[Dataset entries]
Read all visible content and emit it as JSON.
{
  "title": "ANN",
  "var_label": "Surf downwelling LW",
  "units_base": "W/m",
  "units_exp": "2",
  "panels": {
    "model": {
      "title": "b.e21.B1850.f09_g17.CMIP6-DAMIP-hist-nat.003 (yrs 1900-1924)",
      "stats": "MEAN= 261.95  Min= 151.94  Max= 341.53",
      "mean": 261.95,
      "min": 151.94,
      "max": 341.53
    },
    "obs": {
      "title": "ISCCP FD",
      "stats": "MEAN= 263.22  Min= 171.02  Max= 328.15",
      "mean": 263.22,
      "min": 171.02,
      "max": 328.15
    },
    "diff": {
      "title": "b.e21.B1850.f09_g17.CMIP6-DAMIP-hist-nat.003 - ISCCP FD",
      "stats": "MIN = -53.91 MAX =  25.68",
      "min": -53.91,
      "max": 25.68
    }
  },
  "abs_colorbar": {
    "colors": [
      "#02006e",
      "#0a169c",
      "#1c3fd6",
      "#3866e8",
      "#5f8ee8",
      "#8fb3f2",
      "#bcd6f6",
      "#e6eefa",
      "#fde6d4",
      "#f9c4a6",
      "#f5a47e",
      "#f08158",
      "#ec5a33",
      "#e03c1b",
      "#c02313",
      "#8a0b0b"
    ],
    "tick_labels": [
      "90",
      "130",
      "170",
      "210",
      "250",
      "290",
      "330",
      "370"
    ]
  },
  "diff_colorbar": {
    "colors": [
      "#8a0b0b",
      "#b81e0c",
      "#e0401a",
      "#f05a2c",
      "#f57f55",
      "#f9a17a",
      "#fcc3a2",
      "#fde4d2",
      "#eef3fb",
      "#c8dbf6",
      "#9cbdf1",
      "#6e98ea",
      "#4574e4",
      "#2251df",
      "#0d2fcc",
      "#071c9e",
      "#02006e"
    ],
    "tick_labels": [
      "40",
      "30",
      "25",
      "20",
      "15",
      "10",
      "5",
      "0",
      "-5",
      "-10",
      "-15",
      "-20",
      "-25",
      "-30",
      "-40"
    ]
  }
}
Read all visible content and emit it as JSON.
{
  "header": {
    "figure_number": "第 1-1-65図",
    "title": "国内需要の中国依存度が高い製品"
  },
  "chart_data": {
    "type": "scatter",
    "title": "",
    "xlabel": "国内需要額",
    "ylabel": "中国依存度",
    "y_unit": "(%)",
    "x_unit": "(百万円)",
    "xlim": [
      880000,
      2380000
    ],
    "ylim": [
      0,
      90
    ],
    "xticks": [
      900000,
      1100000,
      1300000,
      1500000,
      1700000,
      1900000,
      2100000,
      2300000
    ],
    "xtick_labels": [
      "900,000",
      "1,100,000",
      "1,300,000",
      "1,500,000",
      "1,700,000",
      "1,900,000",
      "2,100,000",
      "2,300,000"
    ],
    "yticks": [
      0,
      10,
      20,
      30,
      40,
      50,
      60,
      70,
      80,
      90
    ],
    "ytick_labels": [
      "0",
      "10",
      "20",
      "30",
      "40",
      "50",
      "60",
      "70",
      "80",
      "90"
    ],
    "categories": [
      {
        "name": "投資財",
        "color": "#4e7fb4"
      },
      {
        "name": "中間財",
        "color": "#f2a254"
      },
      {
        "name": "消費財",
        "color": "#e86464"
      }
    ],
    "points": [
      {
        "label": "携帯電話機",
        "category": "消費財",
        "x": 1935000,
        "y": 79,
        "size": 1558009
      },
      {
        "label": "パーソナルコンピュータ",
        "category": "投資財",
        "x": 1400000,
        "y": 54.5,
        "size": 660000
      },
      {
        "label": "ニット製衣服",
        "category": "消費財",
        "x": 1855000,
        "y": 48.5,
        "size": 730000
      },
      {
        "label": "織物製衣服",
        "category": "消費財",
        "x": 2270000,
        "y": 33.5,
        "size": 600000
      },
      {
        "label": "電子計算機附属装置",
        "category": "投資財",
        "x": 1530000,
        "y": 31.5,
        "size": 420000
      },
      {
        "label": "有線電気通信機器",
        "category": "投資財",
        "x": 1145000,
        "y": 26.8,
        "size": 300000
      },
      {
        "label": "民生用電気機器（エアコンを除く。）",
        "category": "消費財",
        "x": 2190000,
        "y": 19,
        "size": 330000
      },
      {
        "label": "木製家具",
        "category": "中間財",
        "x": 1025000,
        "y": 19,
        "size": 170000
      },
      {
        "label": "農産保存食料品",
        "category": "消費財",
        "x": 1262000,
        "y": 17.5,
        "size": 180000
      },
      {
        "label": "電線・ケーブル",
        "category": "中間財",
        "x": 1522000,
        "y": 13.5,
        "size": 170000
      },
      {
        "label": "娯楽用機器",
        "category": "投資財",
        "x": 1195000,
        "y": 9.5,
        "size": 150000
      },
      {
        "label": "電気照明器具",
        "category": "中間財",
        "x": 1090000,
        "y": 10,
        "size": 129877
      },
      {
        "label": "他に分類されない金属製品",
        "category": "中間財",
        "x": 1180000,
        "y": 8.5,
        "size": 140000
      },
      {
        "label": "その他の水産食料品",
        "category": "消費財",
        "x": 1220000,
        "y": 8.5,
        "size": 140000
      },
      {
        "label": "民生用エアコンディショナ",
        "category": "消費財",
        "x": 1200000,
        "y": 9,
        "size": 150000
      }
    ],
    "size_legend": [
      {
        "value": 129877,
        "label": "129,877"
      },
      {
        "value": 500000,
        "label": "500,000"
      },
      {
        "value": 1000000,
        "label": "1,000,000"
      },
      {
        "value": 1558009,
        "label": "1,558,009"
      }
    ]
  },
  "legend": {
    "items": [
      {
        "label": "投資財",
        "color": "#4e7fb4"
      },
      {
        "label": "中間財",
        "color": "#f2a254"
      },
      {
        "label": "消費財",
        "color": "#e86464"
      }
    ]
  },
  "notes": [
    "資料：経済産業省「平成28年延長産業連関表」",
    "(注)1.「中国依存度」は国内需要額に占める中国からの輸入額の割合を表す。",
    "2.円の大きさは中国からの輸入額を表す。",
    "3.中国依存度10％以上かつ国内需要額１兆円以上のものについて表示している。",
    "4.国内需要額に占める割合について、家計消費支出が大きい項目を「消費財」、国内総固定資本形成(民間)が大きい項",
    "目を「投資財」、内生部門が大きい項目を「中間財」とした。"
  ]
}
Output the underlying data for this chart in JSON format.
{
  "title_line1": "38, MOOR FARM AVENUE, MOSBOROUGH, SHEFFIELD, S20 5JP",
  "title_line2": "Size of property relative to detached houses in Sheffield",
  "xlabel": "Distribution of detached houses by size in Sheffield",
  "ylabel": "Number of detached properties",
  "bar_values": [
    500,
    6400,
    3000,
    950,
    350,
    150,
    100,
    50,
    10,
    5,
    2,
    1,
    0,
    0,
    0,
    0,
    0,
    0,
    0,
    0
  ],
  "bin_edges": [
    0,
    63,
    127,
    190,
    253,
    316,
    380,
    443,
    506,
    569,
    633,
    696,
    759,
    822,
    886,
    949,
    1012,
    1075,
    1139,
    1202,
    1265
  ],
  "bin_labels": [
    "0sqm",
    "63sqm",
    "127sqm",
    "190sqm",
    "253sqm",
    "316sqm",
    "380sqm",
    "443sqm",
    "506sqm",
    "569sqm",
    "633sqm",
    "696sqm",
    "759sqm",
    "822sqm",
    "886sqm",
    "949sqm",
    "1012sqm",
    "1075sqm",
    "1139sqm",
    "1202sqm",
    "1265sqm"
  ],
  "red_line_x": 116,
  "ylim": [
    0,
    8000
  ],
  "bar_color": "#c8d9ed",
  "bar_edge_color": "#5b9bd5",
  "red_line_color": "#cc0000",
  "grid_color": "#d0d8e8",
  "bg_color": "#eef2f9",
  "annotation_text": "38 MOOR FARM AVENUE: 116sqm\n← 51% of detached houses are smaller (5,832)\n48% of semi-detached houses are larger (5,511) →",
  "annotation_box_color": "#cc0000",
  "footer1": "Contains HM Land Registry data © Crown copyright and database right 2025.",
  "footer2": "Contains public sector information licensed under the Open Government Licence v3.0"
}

▶ [Written task]: Lines from the records above that hold "MOOR" are the ones to list.

▶ [Written solution]:
  "title_line1": "38, MOOR FARM AVENUE, MOSBOROUGH, SHEFFIELD, S20 5JP",
  "annotation_text": "38 MOOR FARM AVENUE: 116sqm\n← 51% of detached houses are smaller (5,832)\n48% of semi-detached houses are larger (5,511) →",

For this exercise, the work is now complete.